> [TASK DIRECTIONS]: Below are some entries; can you quote all of them exactly?

----------

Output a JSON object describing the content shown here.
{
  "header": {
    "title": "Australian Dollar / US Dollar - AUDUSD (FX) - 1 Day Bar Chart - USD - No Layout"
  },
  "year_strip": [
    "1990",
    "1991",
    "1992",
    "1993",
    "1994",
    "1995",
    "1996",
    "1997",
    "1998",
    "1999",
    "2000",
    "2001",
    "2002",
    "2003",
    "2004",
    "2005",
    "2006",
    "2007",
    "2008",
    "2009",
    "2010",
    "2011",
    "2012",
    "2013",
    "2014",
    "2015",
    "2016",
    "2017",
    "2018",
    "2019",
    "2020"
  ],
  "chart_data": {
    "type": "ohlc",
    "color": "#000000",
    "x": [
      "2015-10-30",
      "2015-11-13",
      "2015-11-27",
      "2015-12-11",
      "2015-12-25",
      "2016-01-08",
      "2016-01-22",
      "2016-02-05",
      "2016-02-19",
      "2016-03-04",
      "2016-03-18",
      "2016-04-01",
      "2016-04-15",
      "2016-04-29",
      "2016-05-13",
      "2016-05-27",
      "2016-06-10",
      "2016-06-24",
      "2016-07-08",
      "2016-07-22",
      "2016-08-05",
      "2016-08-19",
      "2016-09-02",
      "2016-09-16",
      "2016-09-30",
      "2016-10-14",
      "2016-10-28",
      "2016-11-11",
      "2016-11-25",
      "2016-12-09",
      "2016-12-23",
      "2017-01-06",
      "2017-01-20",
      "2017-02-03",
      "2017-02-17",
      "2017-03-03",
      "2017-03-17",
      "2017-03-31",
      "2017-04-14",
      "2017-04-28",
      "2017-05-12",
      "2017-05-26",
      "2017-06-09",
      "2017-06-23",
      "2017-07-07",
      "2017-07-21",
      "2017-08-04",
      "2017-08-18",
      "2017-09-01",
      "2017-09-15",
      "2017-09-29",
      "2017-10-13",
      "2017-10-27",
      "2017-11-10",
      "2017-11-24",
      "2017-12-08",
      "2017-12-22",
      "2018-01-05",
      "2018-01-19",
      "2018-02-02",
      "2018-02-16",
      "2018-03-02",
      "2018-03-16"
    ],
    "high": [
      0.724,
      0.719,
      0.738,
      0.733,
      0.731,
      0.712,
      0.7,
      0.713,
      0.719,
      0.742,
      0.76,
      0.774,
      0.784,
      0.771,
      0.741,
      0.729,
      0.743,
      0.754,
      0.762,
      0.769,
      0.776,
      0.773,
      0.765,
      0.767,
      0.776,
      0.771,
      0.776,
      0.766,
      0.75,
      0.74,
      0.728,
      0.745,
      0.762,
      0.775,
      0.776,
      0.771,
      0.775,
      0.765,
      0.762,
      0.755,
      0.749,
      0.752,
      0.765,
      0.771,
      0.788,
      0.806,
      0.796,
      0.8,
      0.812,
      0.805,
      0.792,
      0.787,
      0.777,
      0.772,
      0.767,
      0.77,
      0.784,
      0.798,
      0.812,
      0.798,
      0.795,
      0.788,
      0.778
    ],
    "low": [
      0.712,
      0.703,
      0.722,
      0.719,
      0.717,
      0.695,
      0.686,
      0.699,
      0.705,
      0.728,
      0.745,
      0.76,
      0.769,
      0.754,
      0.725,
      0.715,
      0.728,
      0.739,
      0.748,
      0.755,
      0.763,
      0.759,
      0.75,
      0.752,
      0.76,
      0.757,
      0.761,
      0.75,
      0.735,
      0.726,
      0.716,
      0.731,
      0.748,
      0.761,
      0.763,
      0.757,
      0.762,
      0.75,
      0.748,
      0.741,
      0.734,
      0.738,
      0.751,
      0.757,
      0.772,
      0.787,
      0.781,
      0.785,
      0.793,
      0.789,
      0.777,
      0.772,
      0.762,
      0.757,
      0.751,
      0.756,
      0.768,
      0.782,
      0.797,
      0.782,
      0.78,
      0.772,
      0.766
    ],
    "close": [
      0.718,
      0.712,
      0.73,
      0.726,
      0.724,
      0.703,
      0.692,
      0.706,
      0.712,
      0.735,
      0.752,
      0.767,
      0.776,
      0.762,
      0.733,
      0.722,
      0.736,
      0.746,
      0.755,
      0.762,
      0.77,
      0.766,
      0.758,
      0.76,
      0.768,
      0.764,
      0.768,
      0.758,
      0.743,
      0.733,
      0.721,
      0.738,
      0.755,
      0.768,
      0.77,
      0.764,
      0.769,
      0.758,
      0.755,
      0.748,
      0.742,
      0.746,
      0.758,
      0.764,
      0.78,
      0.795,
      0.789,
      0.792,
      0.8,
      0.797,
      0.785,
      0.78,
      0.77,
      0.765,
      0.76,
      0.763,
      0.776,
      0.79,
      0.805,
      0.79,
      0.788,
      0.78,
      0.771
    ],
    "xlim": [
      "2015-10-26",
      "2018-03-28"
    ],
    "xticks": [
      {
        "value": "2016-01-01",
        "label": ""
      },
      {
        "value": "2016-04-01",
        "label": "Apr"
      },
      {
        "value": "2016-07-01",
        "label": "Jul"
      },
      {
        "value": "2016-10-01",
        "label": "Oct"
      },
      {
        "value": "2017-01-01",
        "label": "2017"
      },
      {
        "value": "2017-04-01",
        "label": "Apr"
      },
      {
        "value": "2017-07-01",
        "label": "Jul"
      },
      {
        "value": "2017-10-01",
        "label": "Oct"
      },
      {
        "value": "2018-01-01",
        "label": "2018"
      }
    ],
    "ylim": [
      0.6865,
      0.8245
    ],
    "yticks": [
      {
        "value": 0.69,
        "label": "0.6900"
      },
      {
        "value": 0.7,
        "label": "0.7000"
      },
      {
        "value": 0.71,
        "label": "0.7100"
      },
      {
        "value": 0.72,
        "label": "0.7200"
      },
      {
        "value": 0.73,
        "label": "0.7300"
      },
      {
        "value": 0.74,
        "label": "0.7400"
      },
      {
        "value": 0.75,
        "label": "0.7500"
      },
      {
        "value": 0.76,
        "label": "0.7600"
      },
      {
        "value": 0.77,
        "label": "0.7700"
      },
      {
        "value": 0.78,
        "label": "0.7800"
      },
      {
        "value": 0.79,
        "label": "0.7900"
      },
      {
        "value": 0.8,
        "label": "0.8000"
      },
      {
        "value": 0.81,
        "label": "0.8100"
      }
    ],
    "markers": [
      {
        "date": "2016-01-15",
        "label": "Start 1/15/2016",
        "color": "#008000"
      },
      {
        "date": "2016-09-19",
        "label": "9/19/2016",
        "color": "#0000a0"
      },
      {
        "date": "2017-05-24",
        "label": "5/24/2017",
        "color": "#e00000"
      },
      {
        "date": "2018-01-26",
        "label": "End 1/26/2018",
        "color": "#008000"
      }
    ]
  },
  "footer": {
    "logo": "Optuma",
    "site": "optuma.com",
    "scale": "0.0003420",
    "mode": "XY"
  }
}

----------

> [FINAL RESULT]:
Output a JSON object describing the content shown here.
{
  "header": {
    "title": "Australian Dollar / US Dollar - AUDUSD (FX) - 1 Day Bar Chart - USD - No Layout"
  },
  "year_strip": [
    "1990",
    "1991",
    "1992",
    "1993",
    "1994",
    "1995",
    "1996",
    "1997",
    "1998",
    "1999",
    "2000",
    "2001",
    "2002",
    "2003",
    "2004",
    "2005",
    "2006",
    "2007",
    "2008",
    "2009",
    "2010",
    "2011",
    "2012",
    "2013",
    "2014",
    "2015",
    "2016",
    "2017",
    "2018",
    "2019",
    "2020"
  ],
  "chart_data": {
    "type": "ohlc",
    "color": "#000000",
    "x": [
      "2015-10-30",
      "2015-11-13",
      "2015-11-27",
      "2015-12-11",
      "2015-12-25",
      "2016-01-08",
      "2016-01-22",
      "2016-02-05",
      "2016-02-19",
      "2016-03-04",
      "2016-03-18",
      "2016-04-01",
      "2016-04-15",
      "2016-04-29",
      "2016-05-13",
      "2016-05-27",
      "2016-06-10",
      "2016-06-24",
      "2016-07-08",
      "2016-07-22",
      "2016-08-05",
      "2016-08-19",
      "2016-09-02",
      "2016-09-16",
      "2016-09-30",
      "2016-10-14",
      "2016-10-28",
      "2016-11-11",
      "2016-11-25",
      "2016-12-09",
      "2016-12-23",
      "2017-01-06",
      "2017-01-20",
      "2017-02-03",
      "2017-02-17",
      "2017-03-03",
      "2017-03-17",
      "2017-03-31",
      "2017-04-14",
      "2017-04-28",
      "2017-05-12",
      "2017-05-26",
      "2017-06-09",
      "2017-06-23",
      "2017-07-07",
      "2017-07-21",
      "2017-08-04",
      "2017-08-18",
      "2017-09-01",
      "2017-09-15",
      "2017-09-29",
      "2017-10-13",
      "2017-10-27",
      "2017-11-10",
      "2017-11-24",
      "2017-12-08",
      "2017-12-22",
      "2018-01-05",
      "2018-01-19",
      "2018-02-02",
      "2018-02-16",
      "2018-03-02",
      "2018-03-16"
    ],
    "high": [
      0.724,
      0.719,
      0.738,
      0.733,
      0.731,
      0.712,
      0.7,
      0.713,
      0.719,
      0.742,
      0.76,
      0.774,
      0.784,
      0.771,
      0.741,
      0.729,
      0.743,
      0.754,
      0.762,
      0.769,
      0.776,
      0.773,
      0.765,
      0.767,
      0.776,
      0.771,
      0.776,
      0.766,
      0.75,
      0.74,
      0.728,
      0.745,
      0.762,
      0.775,
      0.776,
      0.771,
      0.775,
      0.765,
      0.762,
      0.755,
      0.749,
      0.752,
      0.765,
      0.771,
      0.788,
      0.806,
      0.796,
      0.8,
      0.812,
      0.805,
      0.792,
      0.787,
      0.777,
      0.772,
      0.767,
      0.77,
      0.784,
      0.798,
      0.812,
      0.798,
      0.795,
      0.788,
      0.778
    ],
    "low": [
      0.712,
      0.703,
      0.722,
      0.719,
      0.717,
      0.695,
      0.686,
      0.699,
      0.705,
      0.728,
      0.745,
      0.76,
      0.769,
      0.754,
      0.725,
      0.715,
      0.728,
      0.739,
      0.748,
      0.755,
      0.763,
      0.759,
      0.75,
      0.752,
      0.76,
      0.757,
      0.761,
      0.75,
      0.735,
      0.726,
      0.716,
      0.731,
      0.748,
      0.761,
      0.763,
      0.757,
      0.762,
      0.75,
      0.748,
      0.741,
      0.734,
      0.738,
      0.751,
      0.757,
      0.772,
      0.787,
      0.781,
      0.785,
      0.793,
      0.789,
      0.777,
      0.772,
      0.762,
      0.757,
      0.751,
      0.756,
      0.768,
      0.782,
      0.797,
      0.782,
      0.78,
      0.772,
      0.766
    ],
    "close": [
      0.718,
      0.712,
      0.73,
      0.726,
      0.724,
      0.703,
      0.692,
      0.706,
      0.712,
      0.735,
      0.752,
      0.767,
      0.776,
      0.762,
      0.733,
      0.722,
      0.736,
      0.746,
      0.755,
      0.762,
      0.77,
      0.766,
      0.758,
      0.76,
      0.768,
      0.764,
      0.768,
      0.758,
      0.743,
      0.733,
      0.721,
      0.738,
      0.755,
      0.768,
      0.77,
      0.764,
      0.769,
      0.758,
      0.755,
      0.748,
      0.742,
      0.746,
      0.758,
      0.764,
      0.78,
      0.795,
      0.789,
      0.792,
      0.8,
      0.797,
      0.785,
      0.78,
      0.77,
      0.765,
      0.76,
      0.763,
      0.776,
      0.79,
      0.805,
      0.79,
      0.788,
      0.78,
      0.771
    ],
    "xlim": [
      "2015-10-26",
      "2018-03-28"
    ],
    "xticks": [
      {
        "value": "2016-01-01",
        "label": ""
      },
      {
        "value": "2016-04-01",
        "label": "Apr"
      },
      {
        "value": "2016-07-01",
        "label": "Jul"
      },
      {
        "value": "2016-10-01",
        "label": "Oct"
      },
      {
        "value": "2017-01-01",
        "label": "2017"
      },
      {
        "value": "2017-04-01",
        "label": "Apr"
      },
      {
        "value": "2017-07-01",
        "label": "Jul"
      },
      {
        "value": "2017-10-01",
        "label": "Oct"
      },
      {
        "value": "2018-01-01",
        "label": "2018"
      }
    ],
    "ylim": [
      0.6865,
      0.8245
    ],
    "yticks": [
      {
        "value": 0.69,
        "label": "0.6900"
      },
      {
        "value": 0.7,
        "label": "0.7000"
      },
      {
        "value": 0.71,
        "label": "0.7100"
      },
      {
        "value": 0.72,
        "label": "0.7200"
      },
      {
        "value": 0.73,
        "label": "0.7300"
      },
      {
        "value": 0.74,
        "label": "0.7400"
      },
      {
        "value": 0.75,
        "label": "0.7500"
      },
      {
        "value": 0.76,
        "label": "0.7600"
      },
      {
        "value": 0.77,
        "label": "0.7700"
      },
      {
        "value": 0.78,
        "label": "0.7800"
      },
      {
        "value": 0.79,
        "label": "0.7900"
      },
      {
        "value": 0.8,
        "label": "0.8000"
      },
      {
        "value": 0.81,
        "label": "0.8100"
      }
    ],
    "markers": [
      {
        "date": "2016-01-15",
        "label": "Start 1/15/2016",
        "color": "#008000"
      },
      {
        "date": "2016-09-19",
        "label": "9/19/2016",
        "color": "#0000a0"
      },
      {
        "date": "2017-05-24",
        "label": "5/24/2017",
        "color": "#e00000"
      },
      {
        "date": "2018-01-26",
        "label": "End 1/26/2018",
        "color": "#008000"
      }
    ]
  },
  "footer": {
    "logo": "Optuma",
    "site": "optuma.com",
    "scale": "0.0003420",
    "mode": "XY"
  }
}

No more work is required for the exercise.